-- START OF AVAILABLE DATA --

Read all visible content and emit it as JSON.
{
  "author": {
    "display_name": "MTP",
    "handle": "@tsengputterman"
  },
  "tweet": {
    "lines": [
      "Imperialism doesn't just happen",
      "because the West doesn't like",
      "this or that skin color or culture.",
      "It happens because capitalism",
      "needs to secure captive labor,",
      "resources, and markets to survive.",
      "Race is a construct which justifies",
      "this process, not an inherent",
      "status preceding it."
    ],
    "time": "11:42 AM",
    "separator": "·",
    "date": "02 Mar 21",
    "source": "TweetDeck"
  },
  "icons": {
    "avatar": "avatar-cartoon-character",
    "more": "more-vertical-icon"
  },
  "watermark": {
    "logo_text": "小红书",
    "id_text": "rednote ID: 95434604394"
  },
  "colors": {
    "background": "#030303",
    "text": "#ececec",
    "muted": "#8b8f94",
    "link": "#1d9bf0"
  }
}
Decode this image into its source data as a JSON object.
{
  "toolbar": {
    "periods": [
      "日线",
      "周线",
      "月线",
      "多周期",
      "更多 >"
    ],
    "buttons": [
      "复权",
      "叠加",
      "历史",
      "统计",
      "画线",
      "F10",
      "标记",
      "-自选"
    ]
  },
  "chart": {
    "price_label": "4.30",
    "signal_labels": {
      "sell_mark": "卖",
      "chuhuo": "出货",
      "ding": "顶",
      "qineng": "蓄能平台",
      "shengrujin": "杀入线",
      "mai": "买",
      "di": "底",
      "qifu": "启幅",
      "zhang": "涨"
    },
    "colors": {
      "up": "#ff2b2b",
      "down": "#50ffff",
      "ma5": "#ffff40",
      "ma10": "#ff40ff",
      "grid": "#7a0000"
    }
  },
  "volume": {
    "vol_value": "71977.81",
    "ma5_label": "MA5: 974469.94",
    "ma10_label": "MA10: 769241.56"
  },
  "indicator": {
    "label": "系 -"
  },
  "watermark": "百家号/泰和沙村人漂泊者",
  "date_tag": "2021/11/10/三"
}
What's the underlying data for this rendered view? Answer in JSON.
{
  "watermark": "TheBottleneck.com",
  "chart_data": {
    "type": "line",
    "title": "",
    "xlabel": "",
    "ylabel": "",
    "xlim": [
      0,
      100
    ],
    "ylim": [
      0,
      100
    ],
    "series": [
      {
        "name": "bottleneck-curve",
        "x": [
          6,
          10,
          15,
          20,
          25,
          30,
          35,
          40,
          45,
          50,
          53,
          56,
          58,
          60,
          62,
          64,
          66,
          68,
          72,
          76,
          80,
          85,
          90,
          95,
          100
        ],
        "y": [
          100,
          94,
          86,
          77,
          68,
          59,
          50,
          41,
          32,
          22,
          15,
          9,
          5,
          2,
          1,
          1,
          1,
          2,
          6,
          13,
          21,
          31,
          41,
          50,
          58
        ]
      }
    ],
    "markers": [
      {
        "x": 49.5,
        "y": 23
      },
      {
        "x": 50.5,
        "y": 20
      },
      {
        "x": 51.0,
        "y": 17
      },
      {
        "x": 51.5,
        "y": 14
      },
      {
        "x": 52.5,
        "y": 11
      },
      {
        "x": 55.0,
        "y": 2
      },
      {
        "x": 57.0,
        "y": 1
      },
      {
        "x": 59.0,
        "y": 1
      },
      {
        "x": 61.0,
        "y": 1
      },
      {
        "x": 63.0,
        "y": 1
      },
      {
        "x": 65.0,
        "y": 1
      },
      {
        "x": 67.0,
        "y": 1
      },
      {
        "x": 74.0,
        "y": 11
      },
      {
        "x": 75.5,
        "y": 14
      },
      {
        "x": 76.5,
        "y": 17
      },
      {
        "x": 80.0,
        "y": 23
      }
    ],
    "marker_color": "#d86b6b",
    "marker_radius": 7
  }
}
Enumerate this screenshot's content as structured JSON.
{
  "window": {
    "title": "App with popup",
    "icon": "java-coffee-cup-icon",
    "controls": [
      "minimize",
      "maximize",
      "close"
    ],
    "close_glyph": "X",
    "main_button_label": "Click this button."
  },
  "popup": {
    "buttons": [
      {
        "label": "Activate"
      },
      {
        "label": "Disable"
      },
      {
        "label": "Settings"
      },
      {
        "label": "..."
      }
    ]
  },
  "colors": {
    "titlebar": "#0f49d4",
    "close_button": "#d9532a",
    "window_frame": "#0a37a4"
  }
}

-- END OF AVAILABLE DATA --

- **SHORT EXERCISE**: Write out the records above again, keeping each one identical to the original.

- **WRITTEN RESPONSE**:
Read all visible content and emit it as JSON.
{
  "author": {
    "display_name": "MTP",
    "handle": "@tsengputterman"
  },
  "tweet": {
    "lines": [
      "Imperialism doesn't just happen",
      "because the West doesn't like",
      "this or that skin color or culture.",
      "It happens because capitalism",
      "needs to secure captive labor,",
      "resources, and markets to survive.",
      "Race is a construct which justifies",
      "this process, not an inherent",
      "status preceding it."
    ],
    "time": "11:42 AM",
    "separator": "·",
    "date": "02 Mar 21",
    "source": "TweetDeck"
  },
  "icons": {
    "avatar": "avatar-cartoon-character",
    "more": "more-vertical-icon"
  },
  "watermark": {
    "logo_text": "小红书",
    "id_text": "rednote ID: 95434604394"
  },
  "colors": {
    "background": "#030303",
    "text": "#ececec",
    "muted": "#8b8f94",
    "link": "#1d9bf0"
  }
}
Decode this image into its source data as a JSON object.
{
  "toolbar": {
    "periods": [
      "日线",
      "周线",
      "月线",
      "多周期",
      "更多 >"
    ],
    "buttons": [
      "复权",
      "叠加",
      "历史",
      "统计",
      "画线",
      "F10",
      "标记",
      "-自选"
    ]
  },
  "chart": {
    "price_label": "4.30",
    "signal_labels": {
      "sell_mark": "卖",
      "chuhuo": "出货",
      "ding": "顶",
      "qineng": "蓄能平台",
      "shengrujin": "杀入线",
      "mai": "买",
      "di": "底",
      "qifu": "启幅",
      "zhang": "涨"
    },
    "colors": {
      "up": "#ff2b2b",
      "down": "#50ffff",
      "ma5": "#ffff40",
      "ma10": "#ff40ff",
      "grid": "#7a0000"
    }
  },
  "volume": {
    "vol_value": "71977.81",
    "ma5_label": "MA5: 974469.94",
    "ma10_label": "MA10: 769241.56"
  },
  "indicator": {
    "label": "系 -"
  },
  "watermark": "百家号/泰和沙村人漂泊者",
  "date_tag": "2021/11/10/三"
}
What's the underlying data for this rendered view? Answer in JSON.
{
  "watermark": "TheBottleneck.com",
  "chart_data": {
    "type": "line",
    "title": "",
    "xlabel": "",
    "ylabel": "",
    "xlim": [
      0,
      100
    ],
    "ylim": [
      0,
      100
    ],
    "series": [
      {
        "name": "bottleneck-curve",
        "x": [
          6,
          10,
          15,
          20,
          25,
          30,
          35,
          40,
          45,
          50,
          53,
          56,
          58,
          60,
          62,
          64,
          66,
          68,
          72,
          76,
          80,
          85,
          90,
          95,
          100
        ],
        "y": [
          100,
          94,
          86,
          77,
          68,
          59,
          50,
          41,
          32,
          22,
          15,
          9,
          5,
          2,
          1,
          1,
          1,
          2,
          6,
          13,
          21,
          31,
          41,
          50,
          58
        ]
      }
    ],
    "markers": [
      {
        "x": 49.5,
        "y": 23
      },
      {
        "x": 50.5,
        "y": 20
      },
      {
        "x": 51.0,
        "y": 17
      },
      {
        "x": 51.5,
        "y": 14
      },
      {
        "x": 52.5,
        "y": 11
      },
      {
        "x": 55.0,
        "y": 2
      },
      {
        "x": 57.0,
        "y": 1
      },
      {
        "x": 59.0,
        "y": 1
      },
      {
        "x": 61.0,
        "y": 1
      },
      {
        "x": 63.0,
        "y": 1
      },
      {
        "x": 65.0,
        "y": 1
      },
      {
        "x": 67.0,
        "y": 1
      },
      {
        "x": 74.0,
        "y": 11
      },
      {
        "x": 75.5,
        "y": 14
      },
      {
        "x": 76.5,
        "y": 17
      },
      {
        "x": 80.0,
        "y": 23
      }
    ],
    "marker_color": "#d86b6b",
    "marker_radius": 7
  }
}
Enumerate this screenshot's content as structured JSON.
{
  "window": {
    "title": "App with popup",
    "icon": "java-coffee-cup-icon",
    "controls": [
      "minimize",
      "maximize",
      "close"
    ],
    "close_glyph": "X",
    "main_button_label": "Click this button."
  },
  "popup": {
    "buttons": [
      {
        "label": "Activate"
      },
      {
        "label": "Disable"
      },
      {
        "label": "Settings"
      },
      {
        "label": "..."
      }
    ]
  },
  "colors": {
    "titlebar": "#0f49d4",
    "close_button": "#d9532a",
    "window_frame": "#0a37a4"
  }
}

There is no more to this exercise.